[Lines of data]
____________________
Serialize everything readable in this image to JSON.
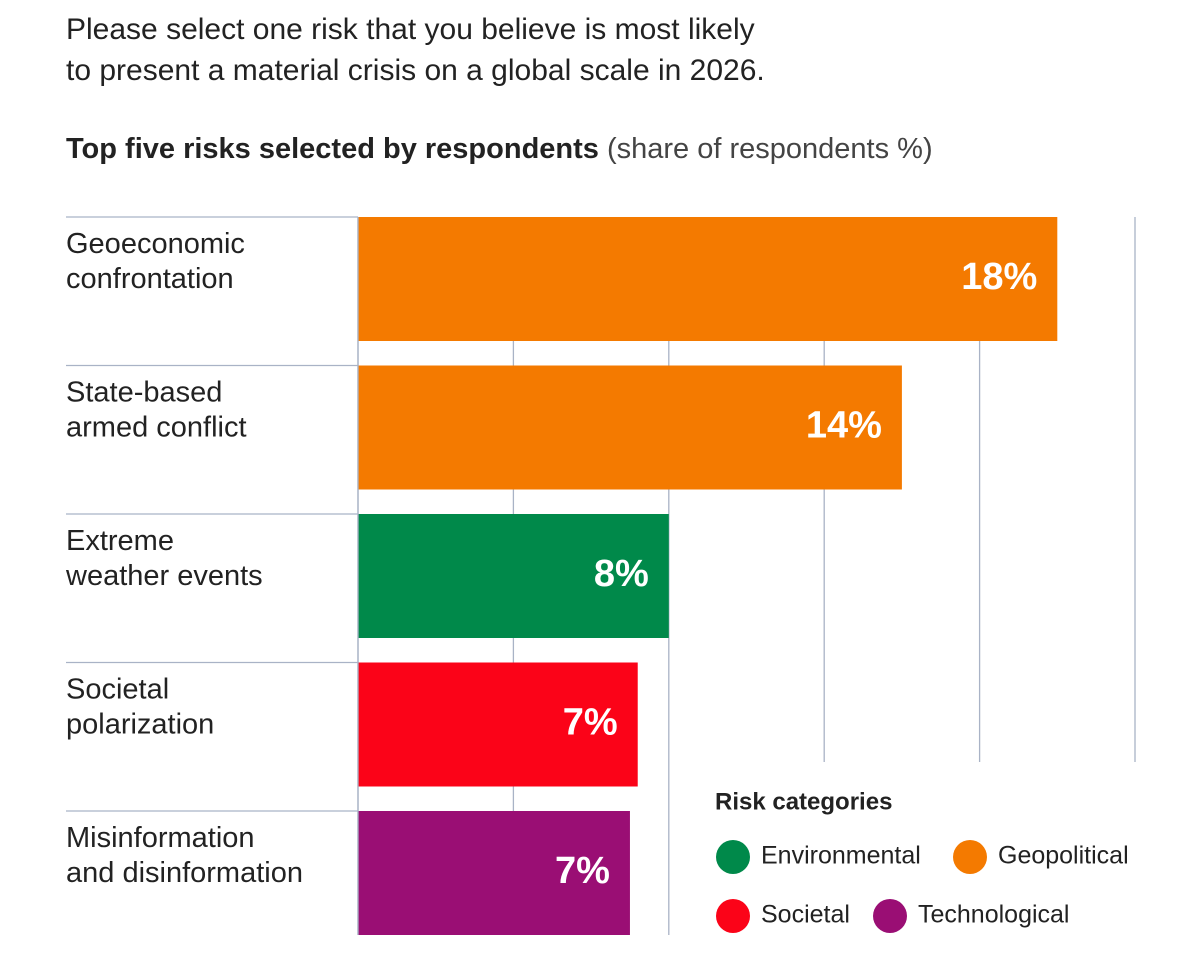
{
  "chart_data": {
    "type": "bar",
    "orientation": "horizontal",
    "title": "Please select one risk that you believe is most likely\nto present a material crisis on a global scale in 2026.",
    "subtitle": "Top five risks selected by respondents",
    "unit_note": "(share of respondents %)",
    "categories": [
      "Geoeconomic\nconfrontation",
      "State-based\narmed conflict",
      "Extreme\nweather events",
      "Societal\npolarization",
      "Misinformation\nand disinformation"
    ],
    "values": [
      18,
      14,
      8,
      7.2,
      7
    ],
    "value_labels": [
      "18%",
      "14%",
      "8%",
      "7%",
      "7%"
    ],
    "colors": [
      "#f47a00",
      "#f47a00",
      "#00894a",
      "#fb0318",
      "#9a0e74"
    ],
    "xlim": [
      0,
      20
    ],
    "xticks": [
      0,
      4,
      8,
      12,
      16,
      20
    ],
    "grid": true,
    "legend": {
      "title": "Risk categories",
      "items": [
        {
          "name": "Environmental",
          "color": "#00894a"
        },
        {
          "name": "Geopolitical",
          "color": "#f47a00"
        },
        {
          "name": "Societal",
          "color": "#fb0318"
        },
        {
          "name": "Technological",
          "color": "#9a0e74"
        }
      ]
    }
  }
}
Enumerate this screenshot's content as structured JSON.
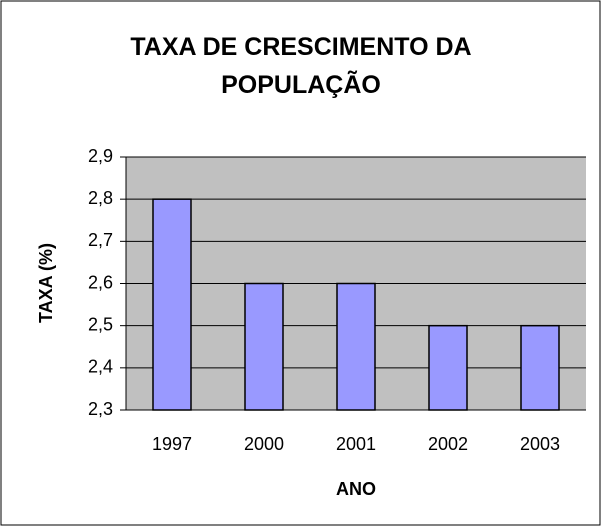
{
  "chart_data": {
    "type": "bar",
    "title": "TAXA DE CRESCIMENTO DA POPULAÇÃO",
    "x_label": "ANO",
    "y_label": "TAXA (%)",
    "categories": [
      "1997",
      "2000",
      "2001",
      "2002",
      "2003"
    ],
    "values": [
      2.8,
      2.6,
      2.6,
      2.5,
      2.5
    ],
    "color": "#9999ff",
    "ylim": [
      2.3,
      2.9
    ],
    "yticks": [
      {
        "value": 2.3,
        "label": "2,3"
      },
      {
        "value": 2.4,
        "label": "2,4"
      },
      {
        "value": 2.5,
        "label": "2,5"
      },
      {
        "value": 2.6,
        "label": "2,6"
      },
      {
        "value": 2.7,
        "label": "2,7"
      },
      {
        "value": 2.8,
        "label": "2,8"
      },
      {
        "value": 2.9,
        "label": "2,9"
      }
    ],
    "grid": true
  }
}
____________________
## Aim
Show every line that contains the word "Societal".

## Exercise output
      "Societal\npolarization",
          "name": "Societal",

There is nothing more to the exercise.